• **Work to be completed**
All the data below goes into the copy word for word, but the pictures don't.

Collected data
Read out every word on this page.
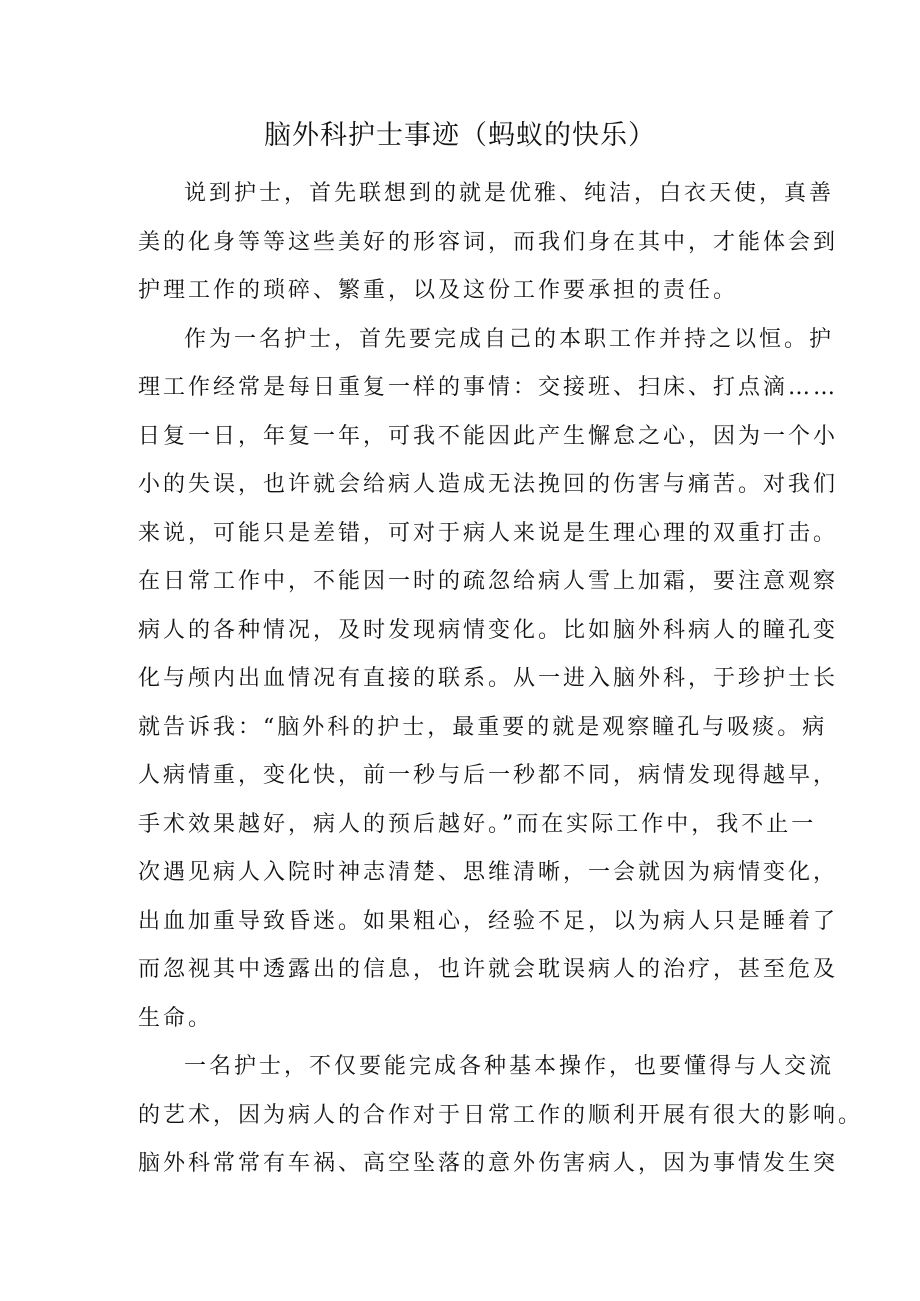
脑外科护士事迹（蚂蚁的快乐）
说到护士，首先联想到的就是优雅、纯洁，白衣天使，真善
美的化身等等这些美好的形容词，而我们身在其中，才能体会到
护理工作的琐碎、繁重，以及这份工作要承担的责任。
作为一名护士，首先要完成自己的本职工作并持之以恒。护
理工作经常是每日重复一样的事情：交接班、扫床、打点滴……
日复一日，年复一年，可我不能因此产生懈怠之心，因为一个小
小的失误，也许就会给病人造成无法挽回的伤害与痛苦。对我们
来说，可能只是差错，可对于病人来说是生理心理的双重打击。
在日常工作中，不能因一时的疏忽给病人雪上加霜，要注意观察
病人的各种情况，及时发现病情变化。比如脑外科病人的瞳孔变
化与颅内出血情况有直接的联系。从一进入脑外科，于珍护士长
就告诉我：“脑外科的护士，最重要的就是观察瞳孔与吸痰。病
人病情重，变化快，前一秒与后一秒都不同，病情发现得越早，
手术效果越好，病人的预后越好。”而在实际工作中，我不止一
次遇见病人入院时神志清楚、思维清晰，一会就因为病情变化，
出血加重导致昏迷。如果粗心，经验不足，以为病人只是睡着了
而忽视其中透露出的信息，也许就会耽误病人的治疗，甚至危及
生命。
一名护士，不仅要能完成各种基本操作，也要懂得与人交流
的艺术，因为病人的合作对于日常工作的顺利开展有很大的影响。
脑外科常常有车祸、高空坠落的意外伤害病人，因为事情发生突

• **Exercise result**
Read out every word on this page.
脑外科护士事迹（蚂蚁的快乐）
说到护士，首先联想到的就是优雅、纯洁，白衣天使，真善
美的化身等等这些美好的形容词，而我们身在其中，才能体会到
护理工作的琐碎、繁重，以及这份工作要承担的责任。
作为一名护士，首先要完成自己的本职工作并持之以恒。护
理工作经常是每日重复一样的事情：交接班、扫床、打点滴……
日复一日，年复一年，可我不能因此产生懈怠之心，因为一个小
小的失误，也许就会给病人造成无法挽回的伤害与痛苦。对我们
来说，可能只是差错，可对于病人来说是生理心理的双重打击。
在日常工作中，不能因一时的疏忽给病人雪上加霜，要注意观察
病人的各种情况，及时发现病情变化。比如脑外科病人的瞳孔变
化与颅内出血情况有直接的联系。从一进入脑外科，于珍护士长
就告诉我：“脑外科的护士，最重要的就是观察瞳孔与吸痰。病
人病情重，变化快，前一秒与后一秒都不同，病情发现得越早，
手术效果越好，病人的预后越好。”而在实际工作中，我不止一
次遇见病人入院时神志清楚、思维清晰，一会就因为病情变化，
出血加重导致昏迷。如果粗心，经验不足，以为病人只是睡着了
而忽视其中透露出的信息，也许就会耽误病人的治疗，甚至危及
生命。
一名护士，不仅要能完成各种基本操作，也要懂得与人交流
的艺术，因为病人的合作对于日常工作的顺利开展有很大的影响。
脑外科常常有车祸、高空坠落的意外伤害病人，因为事情发生突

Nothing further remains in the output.